Figure collection entries:
______________________________
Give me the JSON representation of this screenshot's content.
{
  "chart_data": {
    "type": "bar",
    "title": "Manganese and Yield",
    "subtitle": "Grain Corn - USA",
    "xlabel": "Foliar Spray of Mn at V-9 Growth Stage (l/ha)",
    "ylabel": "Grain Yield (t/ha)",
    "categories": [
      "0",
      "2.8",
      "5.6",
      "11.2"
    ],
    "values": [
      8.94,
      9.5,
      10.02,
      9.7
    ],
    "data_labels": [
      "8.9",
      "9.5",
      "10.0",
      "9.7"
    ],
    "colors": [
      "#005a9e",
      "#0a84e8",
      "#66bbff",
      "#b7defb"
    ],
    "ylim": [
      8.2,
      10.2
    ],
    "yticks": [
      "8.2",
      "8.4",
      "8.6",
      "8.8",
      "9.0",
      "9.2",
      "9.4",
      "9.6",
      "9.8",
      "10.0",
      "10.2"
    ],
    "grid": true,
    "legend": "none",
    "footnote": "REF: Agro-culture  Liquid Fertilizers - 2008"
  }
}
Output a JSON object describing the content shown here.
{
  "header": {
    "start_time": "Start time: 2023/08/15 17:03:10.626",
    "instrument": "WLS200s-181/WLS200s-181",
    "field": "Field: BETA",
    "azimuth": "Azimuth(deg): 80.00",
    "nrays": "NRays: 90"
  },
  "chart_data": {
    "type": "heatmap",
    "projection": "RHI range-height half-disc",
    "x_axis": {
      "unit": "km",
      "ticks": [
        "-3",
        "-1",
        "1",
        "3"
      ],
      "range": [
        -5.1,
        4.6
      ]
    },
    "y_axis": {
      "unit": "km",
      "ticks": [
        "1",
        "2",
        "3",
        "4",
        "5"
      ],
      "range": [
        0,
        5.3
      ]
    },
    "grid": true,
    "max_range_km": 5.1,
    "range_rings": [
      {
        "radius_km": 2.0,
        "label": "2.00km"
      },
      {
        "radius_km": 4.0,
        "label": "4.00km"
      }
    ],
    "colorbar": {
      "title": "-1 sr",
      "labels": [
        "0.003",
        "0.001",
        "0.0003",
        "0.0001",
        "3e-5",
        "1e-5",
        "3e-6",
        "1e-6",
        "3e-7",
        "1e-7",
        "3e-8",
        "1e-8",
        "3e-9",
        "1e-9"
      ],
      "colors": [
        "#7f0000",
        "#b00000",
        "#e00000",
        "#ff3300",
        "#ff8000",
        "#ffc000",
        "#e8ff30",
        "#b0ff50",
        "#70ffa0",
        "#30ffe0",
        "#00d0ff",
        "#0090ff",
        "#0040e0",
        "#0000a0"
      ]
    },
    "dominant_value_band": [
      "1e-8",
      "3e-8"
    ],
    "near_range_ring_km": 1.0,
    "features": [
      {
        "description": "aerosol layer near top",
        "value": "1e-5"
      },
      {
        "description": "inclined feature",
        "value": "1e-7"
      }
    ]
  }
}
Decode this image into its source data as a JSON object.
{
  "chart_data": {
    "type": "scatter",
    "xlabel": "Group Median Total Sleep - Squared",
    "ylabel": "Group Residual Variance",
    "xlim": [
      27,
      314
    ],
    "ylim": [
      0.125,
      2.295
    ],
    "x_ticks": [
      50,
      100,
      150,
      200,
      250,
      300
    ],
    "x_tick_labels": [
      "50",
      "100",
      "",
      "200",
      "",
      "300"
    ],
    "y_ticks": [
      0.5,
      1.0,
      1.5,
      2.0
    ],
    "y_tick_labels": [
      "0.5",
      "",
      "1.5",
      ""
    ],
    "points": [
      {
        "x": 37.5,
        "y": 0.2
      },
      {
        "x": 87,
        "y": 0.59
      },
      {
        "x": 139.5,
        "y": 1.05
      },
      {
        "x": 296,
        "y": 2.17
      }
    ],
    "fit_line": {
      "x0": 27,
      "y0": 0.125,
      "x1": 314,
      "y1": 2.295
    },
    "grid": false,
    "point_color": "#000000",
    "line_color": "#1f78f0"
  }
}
______________________________
* **STATED TASK**:
Read the data above. Pull out each line in which the string "JSON" appears.

* **FINISHED EXERCISE**:
Give me the JSON representation of this screenshot's content.
Output a JSON object describing the content shown here.
Decode this image into its source data as a JSON object.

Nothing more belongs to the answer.